# STATED GOAL
Extract every line below, verbatim.

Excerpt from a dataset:

## start

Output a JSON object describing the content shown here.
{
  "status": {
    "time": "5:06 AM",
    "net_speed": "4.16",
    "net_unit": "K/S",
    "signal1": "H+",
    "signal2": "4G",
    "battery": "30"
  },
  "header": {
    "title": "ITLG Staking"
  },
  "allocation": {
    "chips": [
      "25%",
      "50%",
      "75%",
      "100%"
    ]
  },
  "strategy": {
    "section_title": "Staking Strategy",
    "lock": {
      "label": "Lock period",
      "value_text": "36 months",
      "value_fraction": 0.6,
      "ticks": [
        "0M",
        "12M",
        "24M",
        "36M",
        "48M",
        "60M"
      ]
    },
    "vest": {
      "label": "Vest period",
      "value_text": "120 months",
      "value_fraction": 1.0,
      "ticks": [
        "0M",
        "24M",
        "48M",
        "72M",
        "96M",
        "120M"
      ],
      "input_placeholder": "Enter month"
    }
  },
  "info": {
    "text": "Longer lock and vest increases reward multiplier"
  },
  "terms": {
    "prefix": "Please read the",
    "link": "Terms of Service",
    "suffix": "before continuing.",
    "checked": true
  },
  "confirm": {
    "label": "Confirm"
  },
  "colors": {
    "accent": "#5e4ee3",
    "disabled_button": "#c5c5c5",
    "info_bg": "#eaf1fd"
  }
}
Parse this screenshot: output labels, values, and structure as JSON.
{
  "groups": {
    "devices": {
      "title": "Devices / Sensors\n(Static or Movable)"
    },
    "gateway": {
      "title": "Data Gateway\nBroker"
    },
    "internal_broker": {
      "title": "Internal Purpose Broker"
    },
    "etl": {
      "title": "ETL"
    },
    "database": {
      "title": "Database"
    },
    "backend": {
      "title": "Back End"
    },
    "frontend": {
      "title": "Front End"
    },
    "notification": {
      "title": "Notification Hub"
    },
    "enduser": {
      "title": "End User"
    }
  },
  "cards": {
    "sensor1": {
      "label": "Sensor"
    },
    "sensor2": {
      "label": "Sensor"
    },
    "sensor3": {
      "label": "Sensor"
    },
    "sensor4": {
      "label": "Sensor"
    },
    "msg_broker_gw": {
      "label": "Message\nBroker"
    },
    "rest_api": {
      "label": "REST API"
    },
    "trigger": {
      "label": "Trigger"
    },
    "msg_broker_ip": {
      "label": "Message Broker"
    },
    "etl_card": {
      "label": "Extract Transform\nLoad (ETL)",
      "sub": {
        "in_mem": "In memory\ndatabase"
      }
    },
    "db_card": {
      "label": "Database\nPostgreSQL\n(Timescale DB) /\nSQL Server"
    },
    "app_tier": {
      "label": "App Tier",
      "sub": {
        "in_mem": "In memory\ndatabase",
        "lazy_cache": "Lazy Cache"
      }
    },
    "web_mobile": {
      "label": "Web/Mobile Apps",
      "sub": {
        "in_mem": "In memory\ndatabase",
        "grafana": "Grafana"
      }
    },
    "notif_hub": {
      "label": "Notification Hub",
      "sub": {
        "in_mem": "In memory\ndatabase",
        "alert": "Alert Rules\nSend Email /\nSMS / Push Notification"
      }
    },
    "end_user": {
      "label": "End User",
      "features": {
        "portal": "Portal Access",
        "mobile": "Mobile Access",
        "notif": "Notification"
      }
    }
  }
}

## end

# EXERCISE RESPONSE
Output a JSON object describing the content shown here.
{
  "status": {
    "time": "5:06 AM",
    "net_speed": "4.16",
    "net_unit": "K/S",
    "signal1": "H+",
    "signal2": "4G",
    "battery": "30"
  },
  "header": {
    "title": "ITLG Staking"
  },
  "allocation": {
    "chips": [
      "25%",
      "50%",
      "75%",
      "100%"
    ]
  },
  "strategy": {
    "section_title": "Staking Strategy",
    "lock": {
      "label": "Lock period",
      "value_text": "36 months",
      "value_fraction": 0.6,
      "ticks": [
        "0M",
        "12M",
        "24M",
        "36M",
        "48M",
        "60M"
      ]
    },
    "vest": {
      "label": "Vest period",
      "value_text": "120 months",
      "value_fraction": 1.0,
      "ticks": [
        "0M",
        "24M",
        "48M",
        "72M",
        "96M",
        "120M"
      ],
      "input_placeholder": "Enter month"
    }
  },
  "info": {
    "text": "Longer lock and vest increases reward multiplier"
  },
  "terms": {
    "prefix": "Please read the",
    "link": "Terms of Service",
    "suffix": "before continuing.",
    "checked": true
  },
  "confirm": {
    "label": "Confirm"
  },
  "colors": {
    "accent": "#5e4ee3",
    "disabled_button": "#c5c5c5",
    "info_bg": "#eaf1fd"
  }
}
Parse this screenshot: output labels, values, and structure as JSON.
{
  "groups": {
    "devices": {
      "title": "Devices / Sensors\n(Static or Movable)"
    },
    "gateway": {
      "title": "Data Gateway\nBroker"
    },
    "internal_broker": {
      "title": "Internal Purpose Broker"
    },
    "etl": {
      "title": "ETL"
    },
    "database": {
      "title": "Database"
    },
    "backend": {
      "title": "Back End"
    },
    "frontend": {
      "title": "Front End"
    },
    "notification": {
      "title": "Notification Hub"
    },
    "enduser": {
      "title": "End User"
    }
  },
  "cards": {
    "sensor1": {
      "label": "Sensor"
    },
    "sensor2": {
      "label": "Sensor"
    },
    "sensor3": {
      "label": "Sensor"
    },
    "sensor4": {
      "label": "Sensor"
    },
    "msg_broker_gw": {
      "label": "Message\nBroker"
    },
    "rest_api": {
      "label": "REST API"
    },
    "trigger": {
      "label": "Trigger"
    },
    "msg_broker_ip": {
      "label": "Message Broker"
    },
    "etl_card": {
      "label": "Extract Transform\nLoad (ETL)",
      "sub": {
        "in_mem": "In memory\ndatabase"
      }
    },
    "db_card": {
      "label": "Database\nPostgreSQL\n(Timescale DB) /\nSQL Server"
    },
    "app_tier": {
      "label": "App Tier",
      "sub": {
        "in_mem": "In memory\ndatabase",
        "lazy_cache": "Lazy Cache"
      }
    },
    "web_mobile": {
      "label": "Web/Mobile Apps",
      "sub": {
        "in_mem": "In memory\ndatabase",
        "grafana": "Grafana"
      }
    },
    "notif_hub": {
      "label": "Notification Hub",
      "sub": {
        "in_mem": "In memory\ndatabase",
        "alert": "Alert Rules\nSend Email /\nSMS / Push Notification"
      }
    },
    "end_user": {
      "label": "End User",
      "features": {
        "portal": "Portal Access",
        "mobile": "Mobile Access",
        "notif": "Notification"
      }
    }
  }
}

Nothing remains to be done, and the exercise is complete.